* Do this *
Give every entry again, word for word.

------------------------

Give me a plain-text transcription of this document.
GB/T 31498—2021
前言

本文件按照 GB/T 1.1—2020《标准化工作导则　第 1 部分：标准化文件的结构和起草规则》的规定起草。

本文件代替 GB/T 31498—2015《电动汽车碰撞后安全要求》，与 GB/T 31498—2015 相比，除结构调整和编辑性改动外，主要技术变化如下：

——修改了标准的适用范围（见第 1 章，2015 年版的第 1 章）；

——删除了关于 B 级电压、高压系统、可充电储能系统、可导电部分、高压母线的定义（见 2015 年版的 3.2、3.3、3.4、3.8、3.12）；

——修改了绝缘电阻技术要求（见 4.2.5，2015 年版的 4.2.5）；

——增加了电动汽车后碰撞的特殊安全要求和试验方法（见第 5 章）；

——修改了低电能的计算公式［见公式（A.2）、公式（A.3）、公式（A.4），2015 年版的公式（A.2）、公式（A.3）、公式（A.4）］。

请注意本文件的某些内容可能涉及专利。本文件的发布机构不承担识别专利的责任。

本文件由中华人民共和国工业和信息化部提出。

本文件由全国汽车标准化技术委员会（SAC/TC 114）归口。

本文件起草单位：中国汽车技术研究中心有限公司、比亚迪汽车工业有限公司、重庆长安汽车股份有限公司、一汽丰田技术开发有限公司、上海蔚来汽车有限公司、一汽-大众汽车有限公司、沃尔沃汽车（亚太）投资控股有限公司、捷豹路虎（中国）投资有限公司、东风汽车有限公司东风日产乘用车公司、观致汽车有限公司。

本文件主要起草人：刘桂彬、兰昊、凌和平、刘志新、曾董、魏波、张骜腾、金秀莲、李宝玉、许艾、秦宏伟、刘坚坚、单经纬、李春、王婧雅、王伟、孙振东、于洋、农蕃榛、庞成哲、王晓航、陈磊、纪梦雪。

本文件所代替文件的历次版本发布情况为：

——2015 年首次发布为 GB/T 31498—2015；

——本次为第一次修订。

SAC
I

------------------------

* Full response *
Give me a plain-text transcription of this document.
GB/T 31498—2021
前言

本文件按照 GB/T 1.1—2020《标准化工作导则　第 1 部分：标准化文件的结构和起草规则》的规定起草。

本文件代替 GB/T 31498—2015《电动汽车碰撞后安全要求》，与 GB/T 31498—2015 相比，除结构调整和编辑性改动外，主要技术变化如下：

——修改了标准的适用范围（见第 1 章，2015 年版的第 1 章）；

——删除了关于 B 级电压、高压系统、可充电储能系统、可导电部分、高压母线的定义（见 2015 年版的 3.2、3.3、3.4、3.8、3.12）；

——修改了绝缘电阻技术要求（见 4.2.5，2015 年版的 4.2.5）；

——增加了电动汽车后碰撞的特殊安全要求和试验方法（见第 5 章）；

——修改了低电能的计算公式［见公式（A.2）、公式（A.3）、公式（A.4），2015 年版的公式（A.2）、公式（A.3）、公式（A.4）］。

请注意本文件的某些内容可能涉及专利。本文件的发布机构不承担识别专利的责任。

本文件由中华人民共和国工业和信息化部提出。

本文件由全国汽车标准化技术委员会（SAC/TC 114）归口。

本文件起草单位：中国汽车技术研究中心有限公司、比亚迪汽车工业有限公司、重庆长安汽车股份有限公司、一汽丰田技术开发有限公司、上海蔚来汽车有限公司、一汽-大众汽车有限公司、沃尔沃汽车（亚太）投资控股有限公司、捷豹路虎（中国）投资有限公司、东风汽车有限公司东风日产乘用车公司、观致汽车有限公司。

本文件主要起草人：刘桂彬、兰昊、凌和平、刘志新、曾董、魏波、张骜腾、金秀莲、李宝玉、许艾、秦宏伟、刘坚坚、单经纬、李春、王婧雅、王伟、孙振东、于洋、农蕃榛、庞成哲、王晓航、陈磊、纪梦雪。

本文件所代替文件的历次版本发布情况为：

——2015 年首次发布为 GB/T 31498—2015；

——本次为第一次修订。

SAC
I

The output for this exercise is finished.